** start Entries provided **

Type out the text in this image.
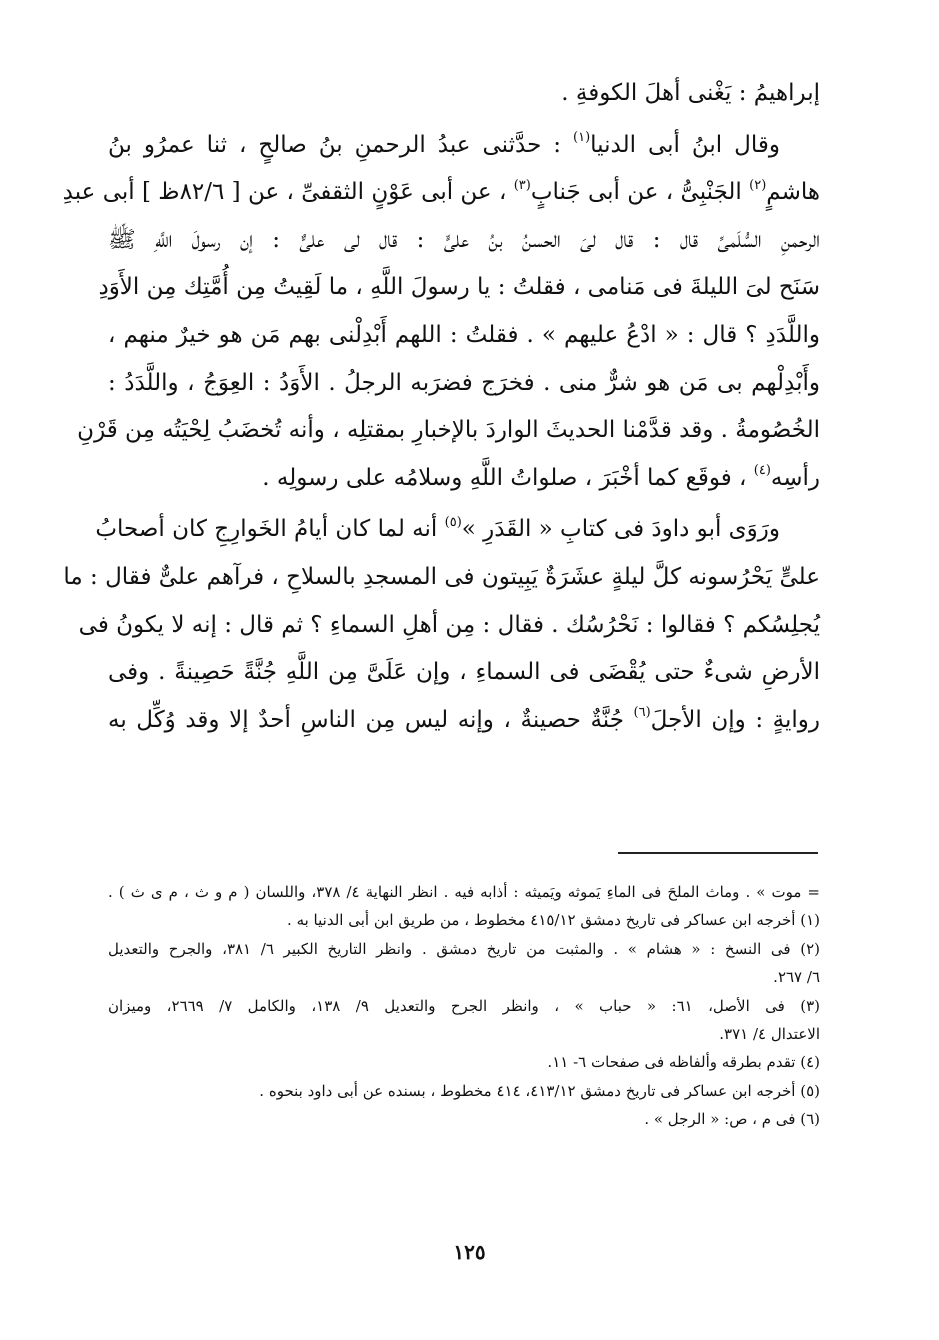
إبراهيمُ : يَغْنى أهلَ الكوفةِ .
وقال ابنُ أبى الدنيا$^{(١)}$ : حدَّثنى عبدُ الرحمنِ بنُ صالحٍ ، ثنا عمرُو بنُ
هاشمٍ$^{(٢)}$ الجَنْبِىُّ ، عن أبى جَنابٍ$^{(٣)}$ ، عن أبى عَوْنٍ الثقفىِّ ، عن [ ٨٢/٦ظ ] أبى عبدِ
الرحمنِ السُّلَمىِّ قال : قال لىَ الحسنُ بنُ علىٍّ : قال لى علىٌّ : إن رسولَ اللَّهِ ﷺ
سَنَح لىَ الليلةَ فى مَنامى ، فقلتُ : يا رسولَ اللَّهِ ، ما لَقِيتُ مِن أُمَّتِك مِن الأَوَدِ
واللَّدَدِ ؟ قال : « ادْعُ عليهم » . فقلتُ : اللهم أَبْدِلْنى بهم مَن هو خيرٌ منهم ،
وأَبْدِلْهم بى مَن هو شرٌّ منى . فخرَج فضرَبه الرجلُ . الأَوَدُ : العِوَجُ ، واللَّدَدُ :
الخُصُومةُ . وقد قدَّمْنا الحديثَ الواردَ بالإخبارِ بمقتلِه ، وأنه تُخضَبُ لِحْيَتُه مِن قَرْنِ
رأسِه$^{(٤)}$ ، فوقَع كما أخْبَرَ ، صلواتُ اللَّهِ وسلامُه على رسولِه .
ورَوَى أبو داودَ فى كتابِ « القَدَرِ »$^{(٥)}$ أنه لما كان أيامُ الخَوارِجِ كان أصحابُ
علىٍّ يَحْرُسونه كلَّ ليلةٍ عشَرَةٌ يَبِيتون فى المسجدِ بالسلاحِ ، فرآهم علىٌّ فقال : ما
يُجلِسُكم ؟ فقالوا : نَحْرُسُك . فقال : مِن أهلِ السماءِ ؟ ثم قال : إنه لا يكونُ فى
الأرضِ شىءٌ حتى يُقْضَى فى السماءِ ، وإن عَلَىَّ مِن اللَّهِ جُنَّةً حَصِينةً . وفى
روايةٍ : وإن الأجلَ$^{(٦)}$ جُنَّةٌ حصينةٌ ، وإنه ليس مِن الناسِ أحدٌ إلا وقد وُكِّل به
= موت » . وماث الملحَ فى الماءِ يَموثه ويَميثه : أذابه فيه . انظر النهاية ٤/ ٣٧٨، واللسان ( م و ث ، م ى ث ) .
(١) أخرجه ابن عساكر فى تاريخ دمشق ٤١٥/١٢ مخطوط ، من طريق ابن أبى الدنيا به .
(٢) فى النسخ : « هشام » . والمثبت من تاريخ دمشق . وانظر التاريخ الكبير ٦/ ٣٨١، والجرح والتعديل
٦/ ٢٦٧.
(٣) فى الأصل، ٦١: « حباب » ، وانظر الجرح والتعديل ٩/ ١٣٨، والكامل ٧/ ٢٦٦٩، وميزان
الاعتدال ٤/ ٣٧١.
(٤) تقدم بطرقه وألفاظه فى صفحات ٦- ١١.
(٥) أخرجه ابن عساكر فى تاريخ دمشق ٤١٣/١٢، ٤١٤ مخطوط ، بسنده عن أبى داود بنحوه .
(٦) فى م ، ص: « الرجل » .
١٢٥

** end Entries provided **
** start Entries provided **

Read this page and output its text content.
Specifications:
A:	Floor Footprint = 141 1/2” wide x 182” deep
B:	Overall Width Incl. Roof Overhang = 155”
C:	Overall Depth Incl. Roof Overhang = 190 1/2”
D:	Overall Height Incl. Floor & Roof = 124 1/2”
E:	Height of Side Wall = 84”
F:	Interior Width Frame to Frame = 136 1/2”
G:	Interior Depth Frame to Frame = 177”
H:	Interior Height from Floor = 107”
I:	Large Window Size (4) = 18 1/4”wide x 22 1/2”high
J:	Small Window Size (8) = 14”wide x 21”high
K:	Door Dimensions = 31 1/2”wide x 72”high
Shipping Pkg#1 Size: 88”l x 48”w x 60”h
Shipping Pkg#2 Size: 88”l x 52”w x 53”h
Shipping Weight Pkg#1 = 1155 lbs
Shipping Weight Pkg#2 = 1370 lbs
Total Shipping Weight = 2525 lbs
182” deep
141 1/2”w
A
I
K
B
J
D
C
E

** end Entries provided **

Do this
How many lines of the listing include the string "text"? Answer with the number alone.

Answer in full
2